_Your objective_.
Transcribe only the stretch of lines that opens with the line containing "Decode this image" and closes with the last line of the listing, skipping pictures.

Records from a dataset:
========

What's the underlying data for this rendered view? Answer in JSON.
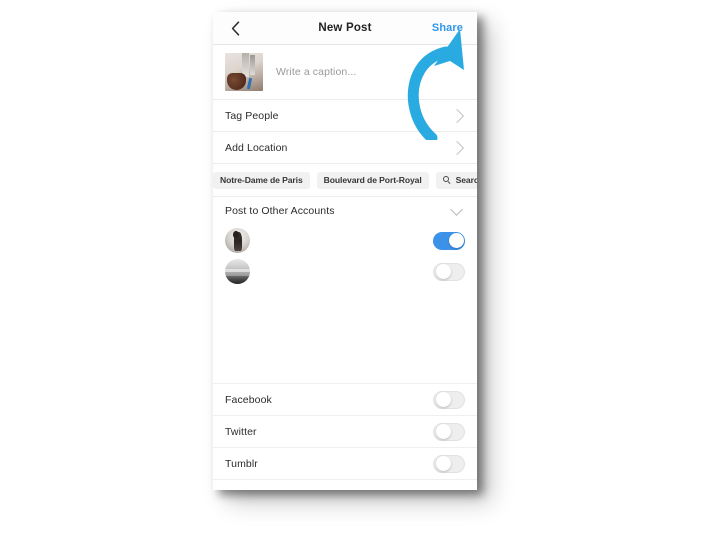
{
  "screen": {
    "nav": {
      "back_icon": "chevron-left-icon",
      "title": "New Post",
      "share_label": "Share"
    },
    "caption": {
      "thumbnail_icon": "photo-thumbnail",
      "placeholder": "Write a caption..."
    },
    "rows": [
      {
        "label": "Tag People",
        "chevron_icon": "chevron-right-icon"
      },
      {
        "label": "Add Location",
        "chevron_icon": "chevron-right-icon"
      }
    ],
    "location_chips": [
      {
        "label": "Notre-Dame de Paris",
        "partial": true
      },
      {
        "label": "Boulevard de Port-Royal",
        "partial": false
      }
    ],
    "search_chip": {
      "label": "Search",
      "icon": "search-icon"
    },
    "accounts_section": {
      "title": "Post to Other Accounts",
      "collapse_icon": "chevron-down-icon",
      "accounts": [
        {
          "avatar_icon": "avatar-person",
          "enabled": true,
          "state": "on"
        },
        {
          "avatar_icon": "avatar-landscape",
          "enabled": false,
          "state": "off"
        }
      ]
    },
    "social_rows": [
      {
        "label": "Facebook",
        "state": "off"
      },
      {
        "label": "Twitter",
        "state": "off"
      },
      {
        "label": "Tumblr",
        "state": "off"
      }
    ]
  },
  "annotation": {
    "arrow_icon": "curved-arrow-up-right",
    "color": "#29ABE2",
    "points_to": "Share"
  },
  "colors": {
    "share_blue": "#2F96E8",
    "toggle_on": "#3C92E8",
    "toggle_off": "#EEEEEE",
    "chip_bg": "#F1F1F1",
    "text_primary": "#2B2B2B",
    "text_placeholder": "#9A9A9A",
    "arrow": "#29ABE2",
    "page_bg": "#FFFFFF"
  }
}
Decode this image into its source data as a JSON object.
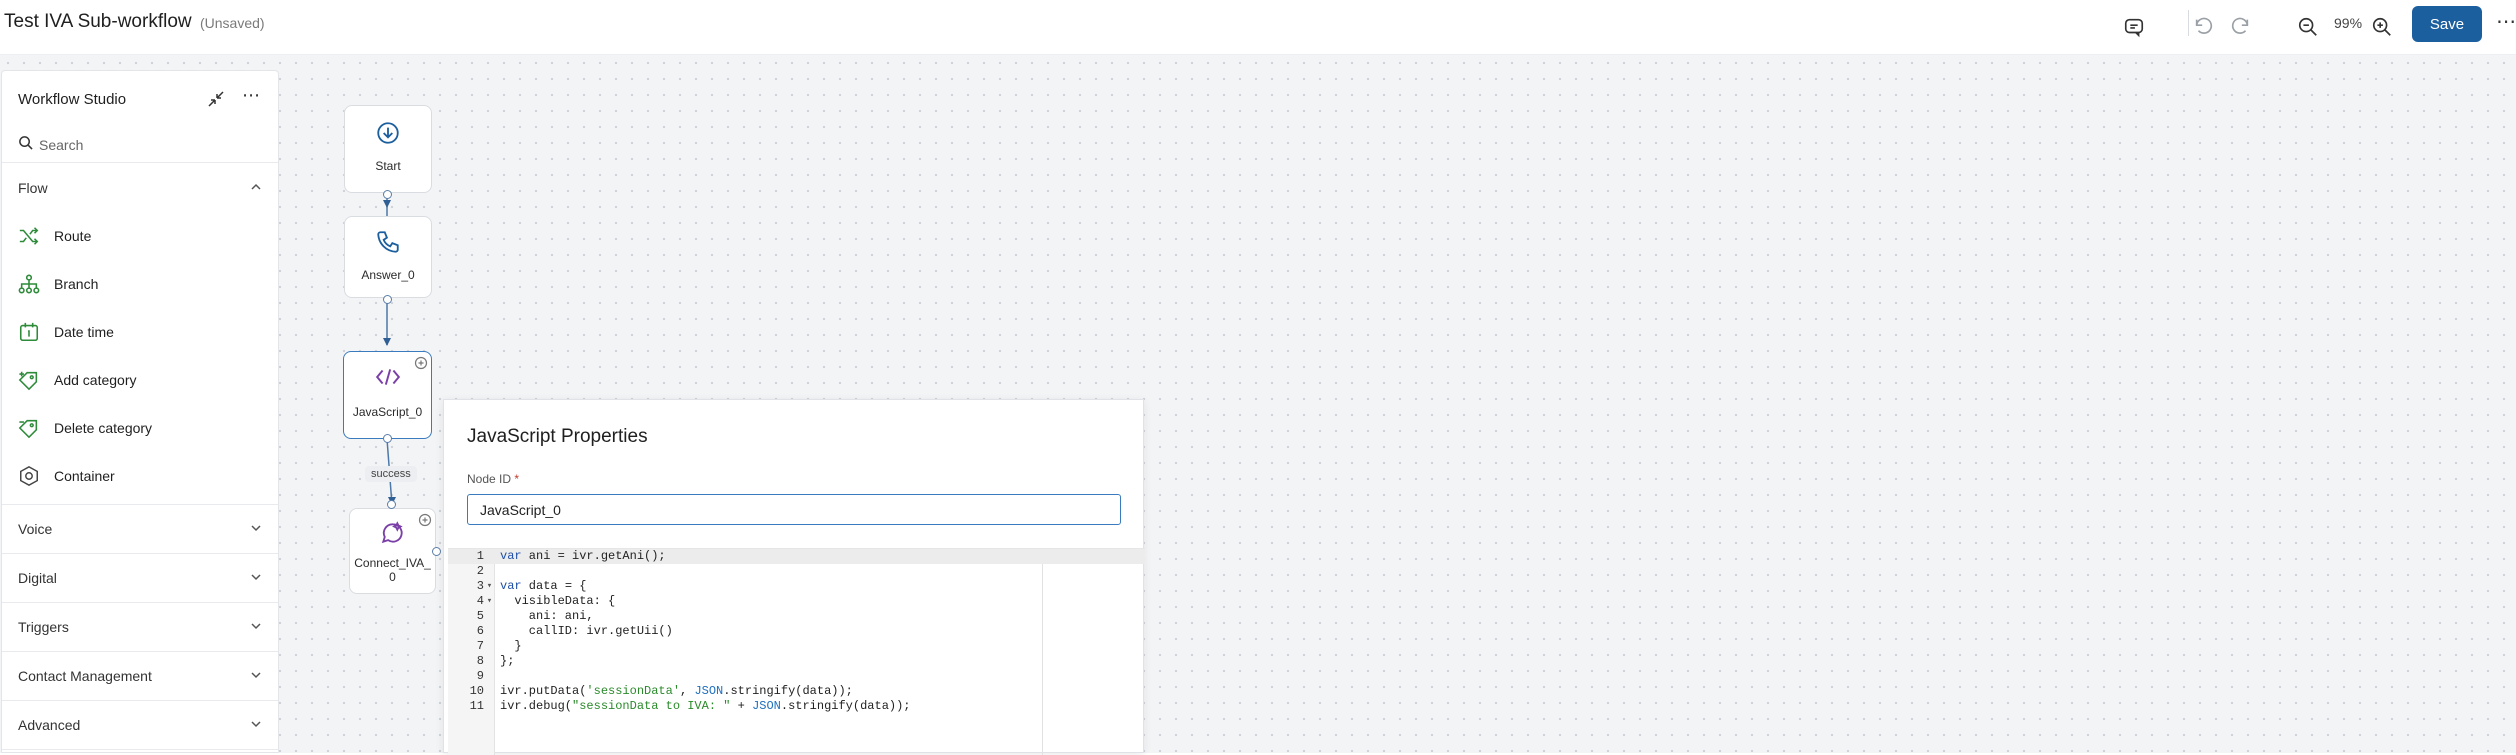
{
  "header": {
    "title": "Test IVA Sub-workflow",
    "status": "(Unsaved)",
    "zoom": "99%",
    "save_label": "Save",
    "more_label": "⋯"
  },
  "sidebar": {
    "title": "Workflow Studio",
    "more_label": "⋯",
    "search_placeholder": "Search",
    "flow_section": "Flow",
    "flow_items": [
      {
        "label": "Route",
        "icon": "route-icon"
      },
      {
        "label": "Branch",
        "icon": "branch-icon"
      },
      {
        "label": "Date time",
        "icon": "calendar-icon"
      },
      {
        "label": "Add category",
        "icon": "tag-add-icon"
      },
      {
        "label": "Delete category",
        "icon": "tag-delete-icon"
      },
      {
        "label": "Container",
        "icon": "container-icon"
      }
    ],
    "sections": [
      "Voice",
      "Digital",
      "Triggers",
      "Contact Management",
      "Advanced"
    ]
  },
  "nodes": {
    "start": "Start",
    "answer": "Answer_0",
    "javascript": "JavaScript_0",
    "connect_line1": "Connect_IVA_",
    "connect_line2": "0",
    "edge_label": "success"
  },
  "panel": {
    "title": "JavaScript Properties",
    "node_id_label": "Node ID",
    "required_mark": "*",
    "node_id_value": "JavaScript_0",
    "code": {
      "l1_kw": "var",
      "l1_rest": " ani = ivr.getAni();",
      "l3_kw": "var",
      "l3_rest": " data = {",
      "l4": "  visibleData: {",
      "l5": "    ani: ani,",
      "l6": "    callID: ivr.getUii()",
      "l7": "  }",
      "l8": "};",
      "l10_a": "ivr.putData(",
      "l10_str": "'sessionData'",
      "l10_b": ", ",
      "l10_obj": "JSON",
      "l10_c": ".stringify(data));",
      "l11_a": "ivr.debug(",
      "l11_str": "\"sessionData to IVA: \"",
      "l11_b": " + ",
      "l11_obj": "JSON",
      "l11_c": ".stringify(data));"
    }
  },
  "colors": {
    "accent": "#1c5f9e",
    "flow_icon": "#2e8b3a",
    "js_icon": "#7b3fa8",
    "start_icon": "#1c5f9e"
  }
}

========

_Solution_.
Decode this image into its source data as a JSON object.
{
  "header": {
    "title": "Test IVA Sub-workflow",
    "status": "(Unsaved)",
    "zoom": "99%",
    "save_label": "Save",
    "more_label": "⋯"
  },
  "sidebar": {
    "title": "Workflow Studio",
    "more_label": "⋯",
    "search_placeholder": "Search",
    "flow_section": "Flow",
    "flow_items": [
      {
        "label": "Route",
        "icon": "route-icon"
      },
      {
        "label": "Branch",
        "icon": "branch-icon"
      },
      {
        "label": "Date time",
        "icon": "calendar-icon"
      },
      {
        "label": "Add category",
        "icon": "tag-add-icon"
      },
      {
        "label": "Delete category",
        "icon": "tag-delete-icon"
      },
      {
        "label": "Container",
        "icon": "container-icon"
      }
    ],
    "sections": [
      "Voice",
      "Digital",
      "Triggers",
      "Contact Management",
      "Advanced"
    ]
  },
  "nodes": {
    "start": "Start",
    "answer": "Answer_0",
    "javascript": "JavaScript_0",
    "connect_line1": "Connect_IVA_",
    "connect_line2": "0",
    "edge_label": "success"
  },
  "panel": {
    "title": "JavaScript Properties",
    "node_id_label": "Node ID",
    "required_mark": "*",
    "node_id_value": "JavaScript_0",
    "code": {
      "l1_kw": "var",
      "l1_rest": " ani = ivr.getAni();",
      "l3_kw": "var",
      "l3_rest": " data = {",
      "l4": "  visibleData: {",
      "l5": "    ani: ani,",
      "l6": "    callID: ivr.getUii()",
      "l7": "  }",
      "l8": "};",
      "l10_a": "ivr.putData(",
      "l10_str": "'sessionData'",
      "l10_b": ", ",
      "l10_obj": "JSON",
      "l10_c": ".stringify(data));",
      "l11_a": "ivr.debug(",
      "l11_str": "\"sessionData to IVA: \"",
      "l11_b": " + ",
      "l11_obj": "JSON",
      "l11_c": ".stringify(data));"
    }
  },
  "colors": {
    "accent": "#1c5f9e",
    "flow_icon": "#2e8b3a",
    "js_icon": "#7b3fa8",
    "start_icon": "#1c5f9e"
  }
}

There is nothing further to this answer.